* EXERCISE
Where does the string "mode" appear in the records? Copy every line that contains it.

[Collected data]
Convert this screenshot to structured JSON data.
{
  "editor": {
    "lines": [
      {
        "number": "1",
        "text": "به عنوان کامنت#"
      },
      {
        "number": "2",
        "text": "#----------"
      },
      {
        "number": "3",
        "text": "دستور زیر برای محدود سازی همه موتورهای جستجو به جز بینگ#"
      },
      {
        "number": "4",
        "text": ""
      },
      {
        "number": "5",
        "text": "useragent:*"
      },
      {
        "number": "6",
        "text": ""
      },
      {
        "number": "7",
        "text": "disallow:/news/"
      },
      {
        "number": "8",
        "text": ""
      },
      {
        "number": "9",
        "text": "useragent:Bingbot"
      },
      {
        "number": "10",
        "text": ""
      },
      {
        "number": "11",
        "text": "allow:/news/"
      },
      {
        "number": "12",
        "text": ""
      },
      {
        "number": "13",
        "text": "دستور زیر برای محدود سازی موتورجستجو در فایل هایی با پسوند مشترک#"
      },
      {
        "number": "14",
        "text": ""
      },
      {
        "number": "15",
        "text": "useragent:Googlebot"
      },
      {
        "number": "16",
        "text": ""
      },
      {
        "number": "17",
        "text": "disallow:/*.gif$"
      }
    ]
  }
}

* * *

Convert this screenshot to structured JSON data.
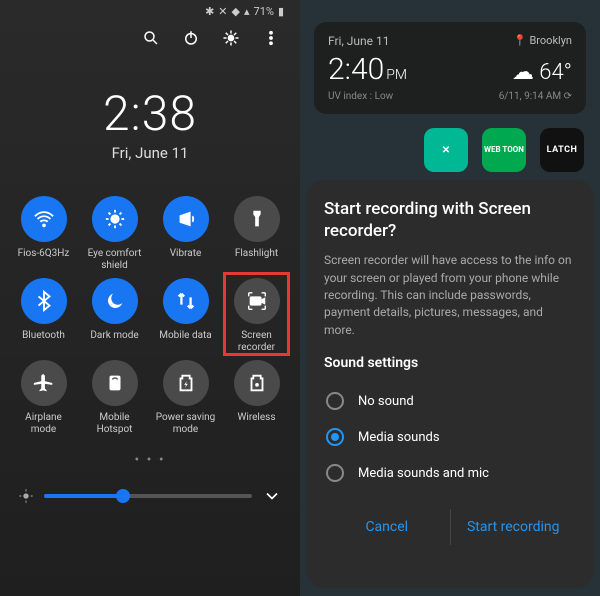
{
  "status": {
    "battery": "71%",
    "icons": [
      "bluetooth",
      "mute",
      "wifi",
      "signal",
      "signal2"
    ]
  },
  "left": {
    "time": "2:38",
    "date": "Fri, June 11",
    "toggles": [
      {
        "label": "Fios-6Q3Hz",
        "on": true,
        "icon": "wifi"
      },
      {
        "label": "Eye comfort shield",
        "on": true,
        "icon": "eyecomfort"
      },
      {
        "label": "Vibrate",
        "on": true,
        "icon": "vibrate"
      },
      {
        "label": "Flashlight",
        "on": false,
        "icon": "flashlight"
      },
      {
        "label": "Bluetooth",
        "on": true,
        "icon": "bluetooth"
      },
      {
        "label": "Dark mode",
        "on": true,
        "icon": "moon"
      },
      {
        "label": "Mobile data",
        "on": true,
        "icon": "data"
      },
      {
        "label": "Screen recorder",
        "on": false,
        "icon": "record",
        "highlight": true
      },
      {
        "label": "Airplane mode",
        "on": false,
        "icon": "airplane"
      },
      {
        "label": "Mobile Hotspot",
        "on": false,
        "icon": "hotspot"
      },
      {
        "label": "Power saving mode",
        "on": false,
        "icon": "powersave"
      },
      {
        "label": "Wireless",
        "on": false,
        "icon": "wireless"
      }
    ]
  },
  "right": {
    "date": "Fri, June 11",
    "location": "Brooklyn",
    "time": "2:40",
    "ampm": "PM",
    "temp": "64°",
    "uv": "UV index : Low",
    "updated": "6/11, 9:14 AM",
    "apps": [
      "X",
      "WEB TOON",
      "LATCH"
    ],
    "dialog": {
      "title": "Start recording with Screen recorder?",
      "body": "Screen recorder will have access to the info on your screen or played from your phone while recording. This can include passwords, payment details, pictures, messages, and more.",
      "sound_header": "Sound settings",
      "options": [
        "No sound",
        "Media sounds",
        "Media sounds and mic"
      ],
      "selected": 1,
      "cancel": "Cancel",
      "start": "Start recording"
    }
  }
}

* RESPONSE BELOW
        "label": "Dark mode",
        "label": "Airplane mode",
        "label": "Power saving mode",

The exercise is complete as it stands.